— Start Records shown —

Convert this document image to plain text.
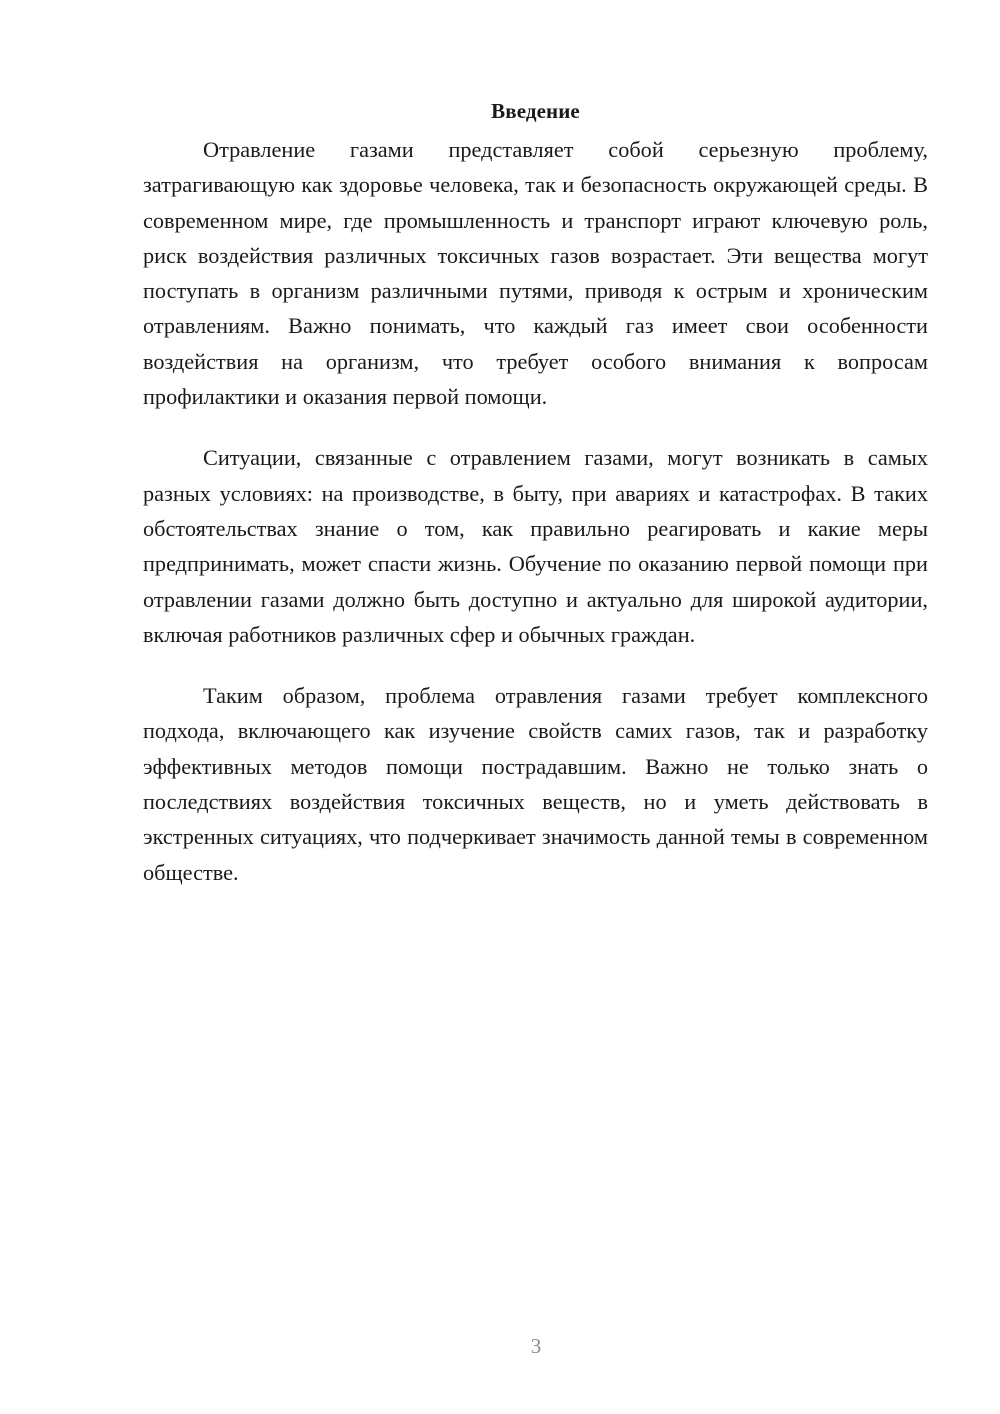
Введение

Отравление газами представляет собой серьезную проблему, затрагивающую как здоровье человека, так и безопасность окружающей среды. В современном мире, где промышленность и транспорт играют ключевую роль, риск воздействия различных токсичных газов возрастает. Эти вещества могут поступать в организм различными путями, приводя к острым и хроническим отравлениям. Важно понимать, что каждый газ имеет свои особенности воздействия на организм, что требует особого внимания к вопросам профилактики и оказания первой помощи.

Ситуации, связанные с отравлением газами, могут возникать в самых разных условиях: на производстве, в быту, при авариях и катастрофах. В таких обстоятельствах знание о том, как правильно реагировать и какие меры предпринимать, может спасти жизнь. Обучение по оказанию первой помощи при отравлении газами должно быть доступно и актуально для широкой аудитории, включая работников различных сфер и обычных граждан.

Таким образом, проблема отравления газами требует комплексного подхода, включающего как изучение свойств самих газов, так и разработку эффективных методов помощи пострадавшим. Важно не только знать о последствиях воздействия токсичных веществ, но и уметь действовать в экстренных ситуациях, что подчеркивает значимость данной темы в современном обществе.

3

— End Records shown —

→ **What you have to do**
Transcribe each entry precisely as given, leaving the pictures out.

→ **Written solution**
Convert this document image to plain text.
Введение

Отравление газами представляет собой серьезную проблему, затрагивающую как здоровье человека, так и безопасность окружающей среды. В современном мире, где промышленность и транспорт играют ключевую роль, риск воздействия различных токсичных газов возрастает. Эти вещества могут поступать в организм различными путями, приводя к острым и хроническим отравлениям. Важно понимать, что каждый газ имеет свои особенности воздействия на организм, что требует особого внимания к вопросам профилактики и оказания первой помощи.

Ситуации, связанные с отравлением газами, могут возникать в самых разных условиях: на производстве, в быту, при авариях и катастрофах. В таких обстоятельствах знание о том, как правильно реагировать и какие меры предпринимать, может спасти жизнь. Обучение по оказанию первой помощи при отравлении газами должно быть доступно и актуально для широкой аудитории, включая работников различных сфер и обычных граждан.

Таким образом, проблема отравления газами требует комплексного подхода, включающего как изучение свойств самих газов, так и разработку эффективных методов помощи пострадавшим. Важно не только знать о последствиях воздействия токсичных веществ, но и уметь действовать в экстренных ситуациях, что подчеркивает значимость данной темы в современном обществе.

3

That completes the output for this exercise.